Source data
--- Begin ---

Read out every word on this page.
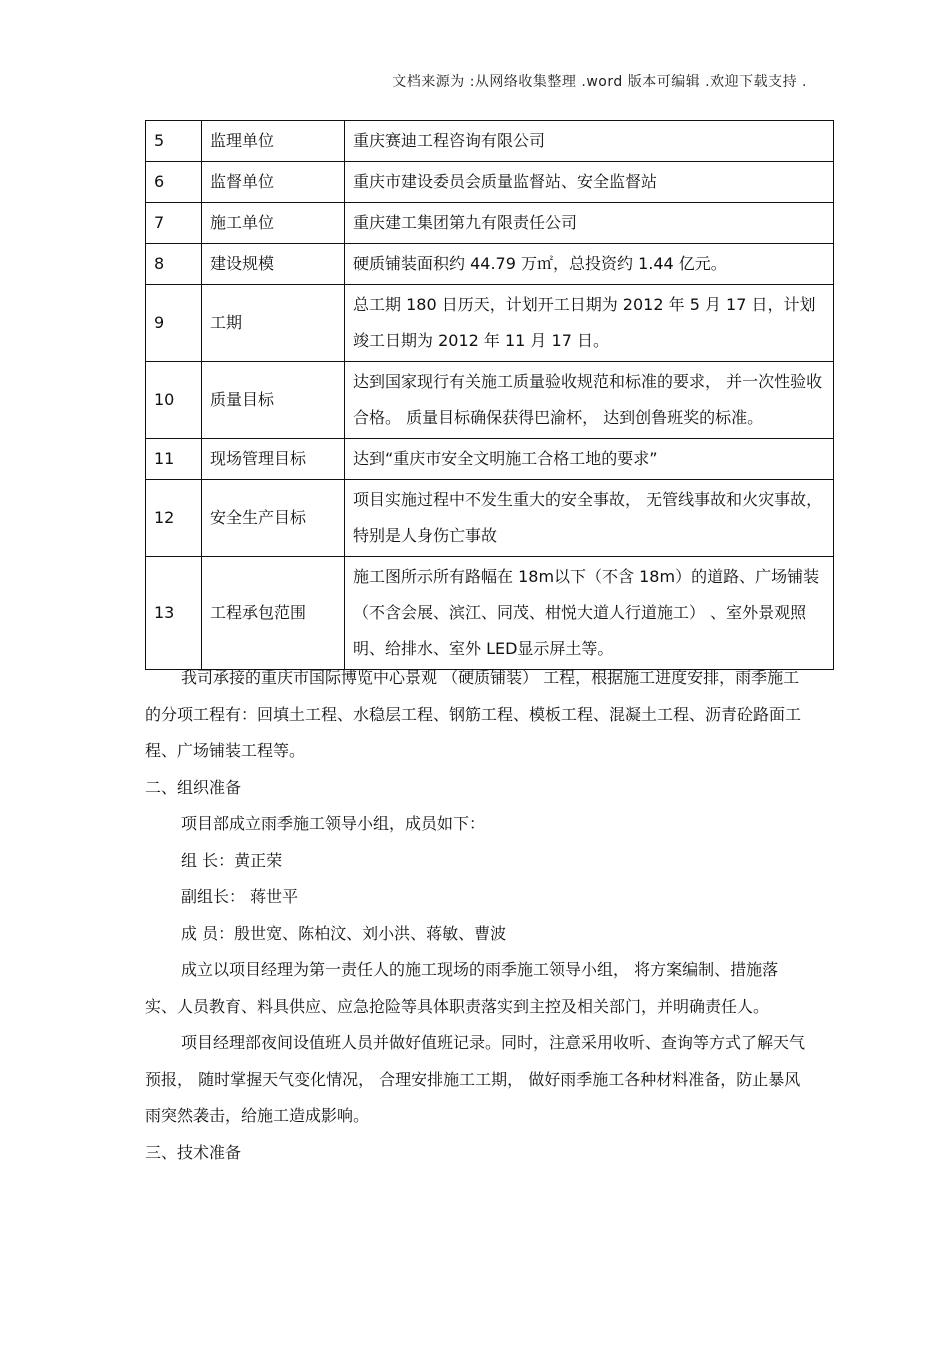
文档来源为 :从网络收集整理 .word 版本可编辑 .欢迎下载支持 .
5	监理单位	重庆赛迪工程咨询有限公司
6	监督单位	重庆市建设委员会质量监督站、安全监督站
7	施工单位	重庆建工集团第九有限责任公司
8	建设规模	硬质铺装面积约 44.79 万㎡，总投资约 1.44 亿元。
9	工期	总工期 180 日历天，计划开工日期为 2012 年 5 月 17 日，计划竣工日期为 2012 年 11 月 17 日。
10	质量目标	达到国家现行有关施工质量验收规范和标准的要求， 并一次性验收合格。 质量目标确保获得巴渝杯， 达到创鲁班奖的标准。
11	现场管理目标	达到“重庆市安全文明施工合格工地的要求”
12	安全生产目标	项目实施过程中不发生重大的安全事故， 无管线事故和火灾事故，特别是人身伤亡事故
13	工程承包范围	施工图所示所有路幅在 18m以下（不含 18m）的道路、广场铺装（不含会展、滨江、同茂、柑悦大道人行道施工） 、室外景观照明、给排水、室外 LED显示屏土等。

我司承接的重庆市国际博览中心景观 （硬质铺装） 工程，根据施工进度安排，雨季施工的分项工程有：回填土工程、水稳层工程、钢筋工程、模板工程、混凝土工程、沥青砼路面工程、广场铺装工程等。

二、组织准备

项目部成立雨季施工领导小组，成员如下：

组 长：黄正荣

副组长： 蒋世平

成 员：殷世宽、陈柏汶、刘小洪、蒋敏、曹波

成立以项目经理为第一责任人的施工现场的雨季施工领导小组， 将方案编制、措施落实、人员教育、料具供应、应急抢险等具体职责落实到主控及相关部门，并明确责任人。

项目经理部夜间设值班人员并做好值班记录。同时，注意采用收听、查询等方式了解天气预报， 随时掌握天气变化情况， 合理安排施工工期， 做好雨季施工各种材料准备，防止暴风雨突然袭击，给施工造成影响。

三、技术准备
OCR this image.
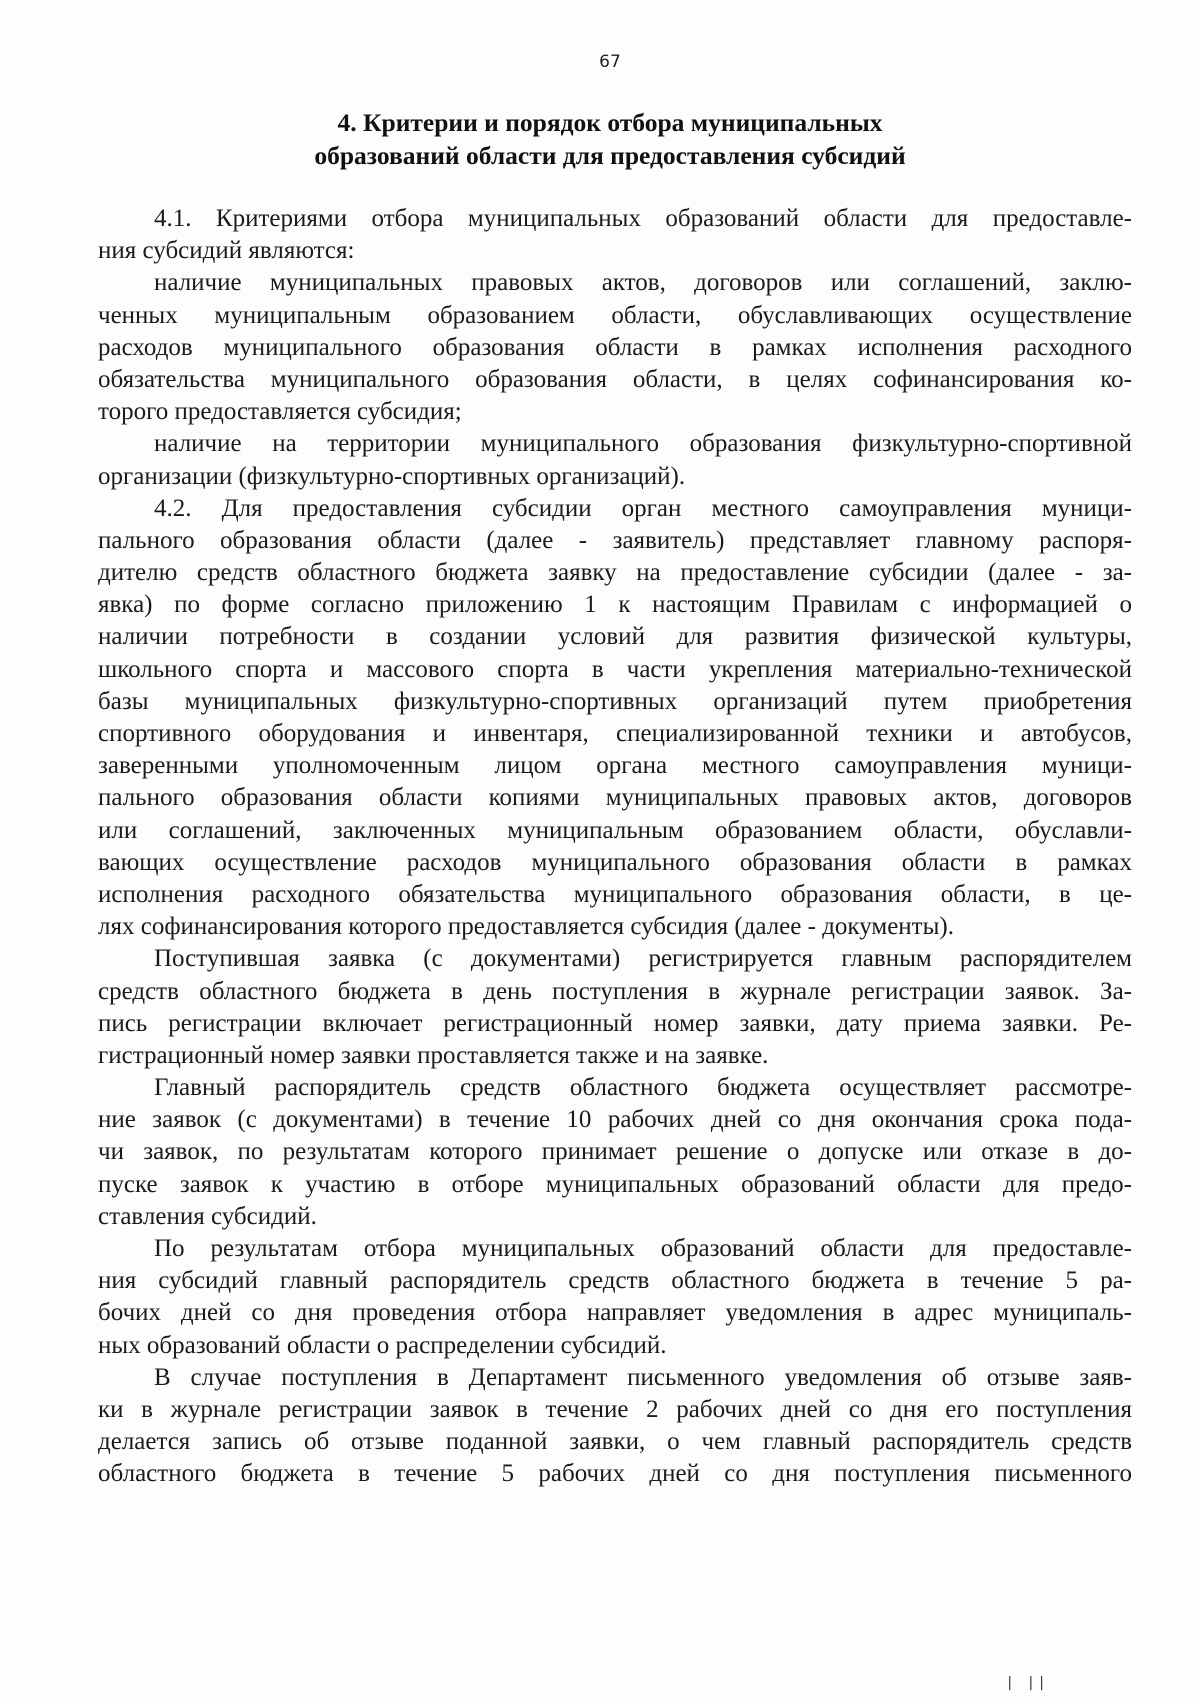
67
4. Критерии и порядок отбора муниципальных
образований области для предоставления субсидий
4.1. Критериями отбора муниципальных образований области для предоставле-
ния субсидий являются:
наличие муниципальных правовых актов, договоров или соглашений, заклю-
ченных муниципальным образованием области, обуславливающих осуществление
расходов муниципального образования области в рамках исполнения расходного
обязательства муниципального образования области, в целях софинансирования ко-
торого предоставляется субсидия;
наличие на территории муниципального образования физкультурно-спортивной
организации (физкультурно-спортивных организаций).
4.2. Для предоставления субсидии орган местного самоуправления муници-
пального образования области (далее - заявитель) представляет главному распоря-
дителю средств областного бюджета заявку на предоставление субсидии (далее - за-
явка) по форме согласно приложению 1 к настоящим Правилам с информацией о
наличии потребности в создании условий для развития физической культуры,
школьного спорта и массового спорта в части укрепления материально-технической
базы муниципальных физкультурно-спортивных организаций путем приобретения
спортивного оборудования и инвентаря, специализированной техники и автобусов,
заверенными уполномоченным лицом органа местного самоуправления муници-
пального образования области копиями муниципальных правовых актов, договоров
или соглашений, заключенных муниципальным образованием области, обуславли-
вающих осуществление расходов муниципального образования области в рамках
исполнения расходного обязательства муниципального образования области, в це-
лях софинансирования которого предоставляется субсидия (далее - документы).
Поступившая заявка (с документами) регистрируется главным распорядителем
средств областного бюджета в день поступления в журнале регистрации заявок. За-
пись регистрации включает регистрационный номер заявки, дату приема заявки. Ре-
гистрационный номер заявки проставляется также и на заявке.
Главный распорядитель средств областного бюджета осуществляет рассмотре-
ние заявок (с документами) в течение 10 рабочих дней со дня окончания срока пода-
чи заявок, по результатам которого принимает решение о допуске или отказе в до-
пуске заявок к участию в отборе муниципальных образований области для предо-
ставления субсидий.
По результатам отбора муниципальных образований области для предоставле-
ния субсидий главный распорядитель средств областного бюджета в течение 5 ра-
бочих дней со дня проведения отбора направляет уведомления в адрес муниципаль-
ных образований области о распределении субсидий.
В случае поступления в Департамент письменного уведомления об отзыве заяв-
ки в журнале регистрации заявок в течение 2 рабочих дней со дня его поступления
делается запись об отзыве поданной заявки, о чем главный распорядитель средств
областного бюджета в течение 5 рабочих дней со дня поступления письменного
| ||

--- End ---

> WRITTEN REQUEST:
Transcribe the records above verbatim. Do not carry over any picture.

> WRITTEN ANSWER:
Read out every word on this page.
文档来源为 :从网络收集整理 .word 版本可编辑 .欢迎下载支持 .
5	监理单位	重庆赛迪工程咨询有限公司
6	监督单位	重庆市建设委员会质量监督站、安全监督站
7	施工单位	重庆建工集团第九有限责任公司
8	建设规模	硬质铺装面积约 44.79 万㎡，总投资约 1.44 亿元。
9	工期	总工期 180 日历天，计划开工日期为 2012 年 5 月 17 日，计划竣工日期为 2012 年 11 月 17 日。
10	质量目标	达到国家现行有关施工质量验收规范和标准的要求， 并一次性验收合格。 质量目标确保获得巴渝杯， 达到创鲁班奖的标准。
11	现场管理目标	达到“重庆市安全文明施工合格工地的要求”
12	安全生产目标	项目实施过程中不发生重大的安全事故， 无管线事故和火灾事故，特别是人身伤亡事故
13	工程承包范围	施工图所示所有路幅在 18m以下（不含 18m）的道路、广场铺装（不含会展、滨江、同茂、柑悦大道人行道施工） 、室外景观照明、给排水、室外 LED显示屏土等。

我司承接的重庆市国际博览中心景观 （硬质铺装） 工程，根据施工进度安排，雨季施工的分项工程有：回填土工程、水稳层工程、钢筋工程、模板工程、混凝土工程、沥青砼路面工程、广场铺装工程等。

二、组织准备

项目部成立雨季施工领导小组，成员如下：

组 长：黄正荣

副组长： 蒋世平

成 员：殷世宽、陈柏汶、刘小洪、蒋敏、曹波

成立以项目经理为第一责任人的施工现场的雨季施工领导小组， 将方案编制、措施落实、人员教育、料具供应、应急抢险等具体职责落实到主控及相关部门，并明确责任人。

项目经理部夜间设值班人员并做好值班记录。同时，注意采用收听、查询等方式了解天气预报， 随时掌握天气变化情况， 合理安排施工工期， 做好雨季施工各种材料准备，防止暴风雨突然袭击，给施工造成影响。

三、技术准备
OCR this image.
67
4. Критерии и порядок отбора муниципальных
образований области для предоставления субсидий
4.1. Критериями отбора муниципальных образований области для предоставле-
ния субсидий являются:
наличие муниципальных правовых актов, договоров или соглашений, заклю-
ченных муниципальным образованием области, обуславливающих осуществление
расходов муниципального образования области в рамках исполнения расходного
обязательства муниципального образования области, в целях софинансирования ко-
торого предоставляется субсидия;
наличие на территории муниципального образования физкультурно-спортивной
организации (физкультурно-спортивных организаций).
4.2. Для предоставления субсидии орган местного самоуправления муници-
пального образования области (далее - заявитель) представляет главному распоря-
дителю средств областного бюджета заявку на предоставление субсидии (далее - за-
явка) по форме согласно приложению 1 к настоящим Правилам с информацией о
наличии потребности в создании условий для развития физической культуры,
школьного спорта и массового спорта в части укрепления материально-технической
базы муниципальных физкультурно-спортивных организаций путем приобретения
спортивного оборудования и инвентаря, специализированной техники и автобусов,
заверенными уполномоченным лицом органа местного самоуправления муници-
пального образования области копиями муниципальных правовых актов, договоров
или соглашений, заключенных муниципальным образованием области, обуславли-
вающих осуществление расходов муниципального образования области в рамках
исполнения расходного обязательства муниципального образования области, в це-
лях софинансирования которого предоставляется субсидия (далее - документы).
Поступившая заявка (с документами) регистрируется главным распорядителем
средств областного бюджета в день поступления в журнале регистрации заявок. За-
пись регистрации включает регистрационный номер заявки, дату приема заявки. Ре-
гистрационный номер заявки проставляется также и на заявке.
Главный распорядитель средств областного бюджета осуществляет рассмотре-
ние заявок (с документами) в течение 10 рабочих дней со дня окончания срока пода-
чи заявок, по результатам которого принимает решение о допуске или отказе в до-
пуске заявок к участию в отборе муниципальных образований области для предо-
ставления субсидий.
По результатам отбора муниципальных образований области для предоставле-
ния субсидий главный распорядитель средств областного бюджета в течение 5 ра-
бочих дней со дня проведения отбора направляет уведомления в адрес муниципаль-
ных образований области о распределении субсидий.
В случае поступления в Департамент письменного уведомления об отзыве заяв-
ки в журнале регистрации заявок в течение 2 рабочих дней со дня его поступления
делается запись об отзыве поданной заявки, о чем главный распорядитель средств
областного бюджета в течение 5 рабочих дней со дня поступления письменного
| ||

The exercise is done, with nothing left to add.